• **Prompt**: Extract each line of the rows below that contains the string "every", treating uppercase and lowercase as different.

• **Entries supplied**:
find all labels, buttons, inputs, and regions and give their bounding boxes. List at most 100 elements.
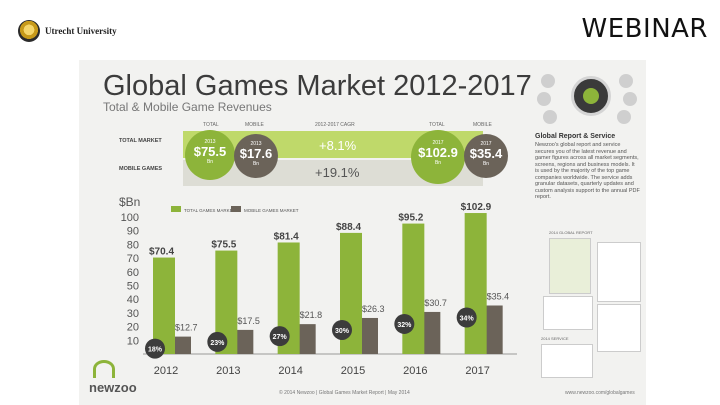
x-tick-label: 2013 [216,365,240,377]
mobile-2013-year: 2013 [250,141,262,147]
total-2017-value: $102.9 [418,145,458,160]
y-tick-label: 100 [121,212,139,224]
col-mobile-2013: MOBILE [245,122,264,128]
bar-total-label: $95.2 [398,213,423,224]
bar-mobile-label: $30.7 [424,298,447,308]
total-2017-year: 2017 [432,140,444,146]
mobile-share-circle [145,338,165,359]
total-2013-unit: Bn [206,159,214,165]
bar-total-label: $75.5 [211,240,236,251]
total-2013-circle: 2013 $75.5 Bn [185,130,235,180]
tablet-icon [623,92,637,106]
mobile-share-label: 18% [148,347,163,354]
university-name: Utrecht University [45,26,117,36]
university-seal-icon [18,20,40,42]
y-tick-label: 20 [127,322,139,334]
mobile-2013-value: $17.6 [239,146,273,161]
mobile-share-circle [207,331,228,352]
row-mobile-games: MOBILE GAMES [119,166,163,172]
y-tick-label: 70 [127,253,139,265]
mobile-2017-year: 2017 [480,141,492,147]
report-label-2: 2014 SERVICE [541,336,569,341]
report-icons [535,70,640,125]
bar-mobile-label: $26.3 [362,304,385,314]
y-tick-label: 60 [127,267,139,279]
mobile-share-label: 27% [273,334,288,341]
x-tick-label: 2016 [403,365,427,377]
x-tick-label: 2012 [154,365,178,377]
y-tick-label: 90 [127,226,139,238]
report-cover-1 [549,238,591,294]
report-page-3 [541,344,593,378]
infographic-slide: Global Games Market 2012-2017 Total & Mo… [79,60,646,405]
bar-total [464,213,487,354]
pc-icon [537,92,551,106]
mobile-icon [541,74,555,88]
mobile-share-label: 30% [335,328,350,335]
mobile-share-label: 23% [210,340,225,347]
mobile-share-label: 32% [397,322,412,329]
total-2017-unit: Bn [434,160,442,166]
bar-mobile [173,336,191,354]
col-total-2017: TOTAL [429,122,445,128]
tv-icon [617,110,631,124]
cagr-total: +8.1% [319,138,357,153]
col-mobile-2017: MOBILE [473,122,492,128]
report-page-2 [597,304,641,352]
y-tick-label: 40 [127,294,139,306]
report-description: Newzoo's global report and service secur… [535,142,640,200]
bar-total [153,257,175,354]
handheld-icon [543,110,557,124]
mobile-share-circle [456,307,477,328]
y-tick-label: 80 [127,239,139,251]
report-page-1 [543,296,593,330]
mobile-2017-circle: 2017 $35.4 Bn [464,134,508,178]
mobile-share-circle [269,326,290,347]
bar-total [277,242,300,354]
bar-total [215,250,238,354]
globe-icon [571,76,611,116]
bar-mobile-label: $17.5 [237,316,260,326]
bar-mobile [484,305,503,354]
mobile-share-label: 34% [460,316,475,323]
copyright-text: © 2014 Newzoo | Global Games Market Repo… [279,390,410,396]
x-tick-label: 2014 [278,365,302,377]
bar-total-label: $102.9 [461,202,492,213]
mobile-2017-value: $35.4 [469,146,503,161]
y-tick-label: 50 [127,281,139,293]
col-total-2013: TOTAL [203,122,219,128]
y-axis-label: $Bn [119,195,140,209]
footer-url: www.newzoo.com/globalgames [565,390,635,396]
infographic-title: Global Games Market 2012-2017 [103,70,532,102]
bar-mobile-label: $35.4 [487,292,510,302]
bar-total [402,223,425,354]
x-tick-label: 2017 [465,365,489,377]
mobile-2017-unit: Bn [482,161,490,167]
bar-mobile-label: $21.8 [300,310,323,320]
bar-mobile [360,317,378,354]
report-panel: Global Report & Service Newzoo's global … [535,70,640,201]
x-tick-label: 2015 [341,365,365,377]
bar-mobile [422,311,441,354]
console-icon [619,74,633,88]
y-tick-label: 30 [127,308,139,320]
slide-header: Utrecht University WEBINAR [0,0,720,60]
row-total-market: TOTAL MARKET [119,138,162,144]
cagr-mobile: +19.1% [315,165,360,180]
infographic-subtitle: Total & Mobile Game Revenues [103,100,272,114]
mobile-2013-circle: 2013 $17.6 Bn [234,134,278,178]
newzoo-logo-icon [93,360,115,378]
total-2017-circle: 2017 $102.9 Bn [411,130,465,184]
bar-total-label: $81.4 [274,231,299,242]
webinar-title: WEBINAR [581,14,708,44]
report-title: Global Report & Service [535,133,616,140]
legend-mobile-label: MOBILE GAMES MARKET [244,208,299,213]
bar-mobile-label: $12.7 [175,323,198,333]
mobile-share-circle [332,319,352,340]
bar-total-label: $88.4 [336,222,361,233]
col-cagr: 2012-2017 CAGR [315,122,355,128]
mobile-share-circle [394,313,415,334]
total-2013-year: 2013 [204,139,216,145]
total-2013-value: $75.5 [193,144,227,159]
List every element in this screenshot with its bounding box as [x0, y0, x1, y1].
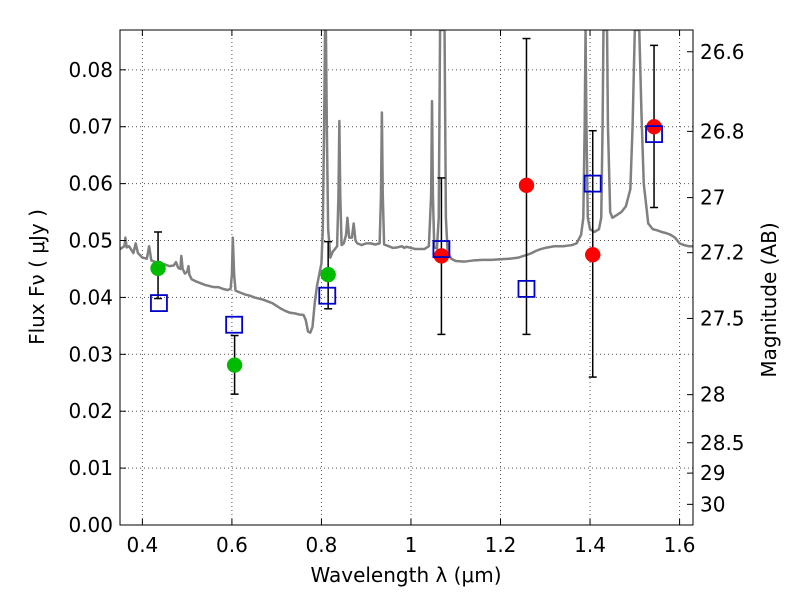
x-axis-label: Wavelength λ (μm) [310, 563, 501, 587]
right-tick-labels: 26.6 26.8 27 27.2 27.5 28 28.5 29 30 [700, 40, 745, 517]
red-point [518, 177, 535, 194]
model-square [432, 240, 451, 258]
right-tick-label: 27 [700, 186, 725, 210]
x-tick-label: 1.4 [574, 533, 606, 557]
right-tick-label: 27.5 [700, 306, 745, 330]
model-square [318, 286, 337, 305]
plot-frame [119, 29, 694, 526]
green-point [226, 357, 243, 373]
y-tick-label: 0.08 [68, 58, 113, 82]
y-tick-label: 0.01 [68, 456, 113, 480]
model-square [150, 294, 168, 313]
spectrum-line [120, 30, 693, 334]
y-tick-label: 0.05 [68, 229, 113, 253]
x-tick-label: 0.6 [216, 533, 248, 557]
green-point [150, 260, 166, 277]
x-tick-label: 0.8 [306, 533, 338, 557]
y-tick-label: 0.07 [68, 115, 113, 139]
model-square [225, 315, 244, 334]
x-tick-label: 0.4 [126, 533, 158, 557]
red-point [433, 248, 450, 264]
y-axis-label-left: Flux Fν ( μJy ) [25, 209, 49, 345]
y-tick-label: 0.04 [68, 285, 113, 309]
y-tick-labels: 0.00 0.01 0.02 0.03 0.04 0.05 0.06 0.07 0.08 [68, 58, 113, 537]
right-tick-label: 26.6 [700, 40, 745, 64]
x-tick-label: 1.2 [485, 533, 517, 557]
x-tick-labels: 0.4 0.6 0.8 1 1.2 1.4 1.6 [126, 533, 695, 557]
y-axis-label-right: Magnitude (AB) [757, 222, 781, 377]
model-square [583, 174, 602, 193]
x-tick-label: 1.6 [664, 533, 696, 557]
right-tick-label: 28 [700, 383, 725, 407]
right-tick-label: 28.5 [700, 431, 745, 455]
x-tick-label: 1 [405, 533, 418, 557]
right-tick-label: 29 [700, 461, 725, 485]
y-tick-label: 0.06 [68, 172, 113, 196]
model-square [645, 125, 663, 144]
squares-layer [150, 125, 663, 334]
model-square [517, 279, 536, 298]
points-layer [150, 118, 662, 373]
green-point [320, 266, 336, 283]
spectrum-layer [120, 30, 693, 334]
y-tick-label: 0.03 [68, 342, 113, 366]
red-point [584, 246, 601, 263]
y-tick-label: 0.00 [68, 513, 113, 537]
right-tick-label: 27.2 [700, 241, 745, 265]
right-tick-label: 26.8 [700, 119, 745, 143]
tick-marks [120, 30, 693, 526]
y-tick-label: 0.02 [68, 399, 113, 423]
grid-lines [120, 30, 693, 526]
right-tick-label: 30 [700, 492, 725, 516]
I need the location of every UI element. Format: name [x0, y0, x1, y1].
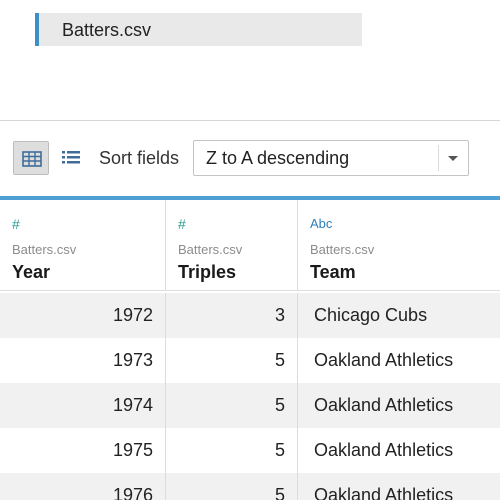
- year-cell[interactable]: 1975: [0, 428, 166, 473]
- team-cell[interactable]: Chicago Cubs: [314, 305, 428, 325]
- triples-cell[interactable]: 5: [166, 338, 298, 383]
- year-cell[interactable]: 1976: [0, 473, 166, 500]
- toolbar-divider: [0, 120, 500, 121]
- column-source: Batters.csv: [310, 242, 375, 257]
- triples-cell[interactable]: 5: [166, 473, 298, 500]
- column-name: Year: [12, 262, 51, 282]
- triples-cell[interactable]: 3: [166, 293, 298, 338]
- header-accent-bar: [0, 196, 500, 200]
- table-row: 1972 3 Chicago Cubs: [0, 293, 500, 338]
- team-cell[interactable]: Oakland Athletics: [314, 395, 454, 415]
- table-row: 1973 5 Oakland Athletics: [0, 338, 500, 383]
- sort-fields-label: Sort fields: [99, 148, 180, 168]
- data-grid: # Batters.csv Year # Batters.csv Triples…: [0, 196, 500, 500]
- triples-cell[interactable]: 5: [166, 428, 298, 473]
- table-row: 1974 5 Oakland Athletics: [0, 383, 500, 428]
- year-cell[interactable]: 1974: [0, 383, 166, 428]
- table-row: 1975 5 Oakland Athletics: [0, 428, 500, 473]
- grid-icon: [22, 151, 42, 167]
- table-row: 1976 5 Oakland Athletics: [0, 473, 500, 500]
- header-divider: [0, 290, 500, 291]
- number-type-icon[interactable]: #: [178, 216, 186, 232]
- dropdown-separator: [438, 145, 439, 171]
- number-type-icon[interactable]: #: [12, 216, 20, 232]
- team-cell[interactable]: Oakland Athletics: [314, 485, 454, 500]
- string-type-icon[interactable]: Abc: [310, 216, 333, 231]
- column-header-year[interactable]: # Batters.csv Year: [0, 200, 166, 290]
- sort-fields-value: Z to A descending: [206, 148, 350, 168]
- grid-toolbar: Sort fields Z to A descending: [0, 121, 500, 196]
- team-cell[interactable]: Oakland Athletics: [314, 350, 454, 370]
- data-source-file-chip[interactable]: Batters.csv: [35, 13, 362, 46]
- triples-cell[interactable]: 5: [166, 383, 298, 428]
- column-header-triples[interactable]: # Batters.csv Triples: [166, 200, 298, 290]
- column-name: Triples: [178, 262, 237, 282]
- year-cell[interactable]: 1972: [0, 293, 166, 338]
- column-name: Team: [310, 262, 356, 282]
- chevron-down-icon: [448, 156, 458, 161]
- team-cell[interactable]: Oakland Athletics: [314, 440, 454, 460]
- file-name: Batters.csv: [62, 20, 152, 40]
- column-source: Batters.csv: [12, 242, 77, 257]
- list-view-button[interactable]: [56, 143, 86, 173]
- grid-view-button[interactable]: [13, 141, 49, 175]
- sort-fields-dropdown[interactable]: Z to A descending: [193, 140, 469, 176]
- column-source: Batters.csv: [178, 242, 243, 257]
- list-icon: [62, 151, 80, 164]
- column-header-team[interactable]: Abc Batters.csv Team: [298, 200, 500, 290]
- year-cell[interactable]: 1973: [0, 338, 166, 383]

• **Written answer**:
List every element in this screenshot with its bounding box as [x0, y0, x1, y1].
I need the location of every UI element. Format: name [x0, y0, x1, y1].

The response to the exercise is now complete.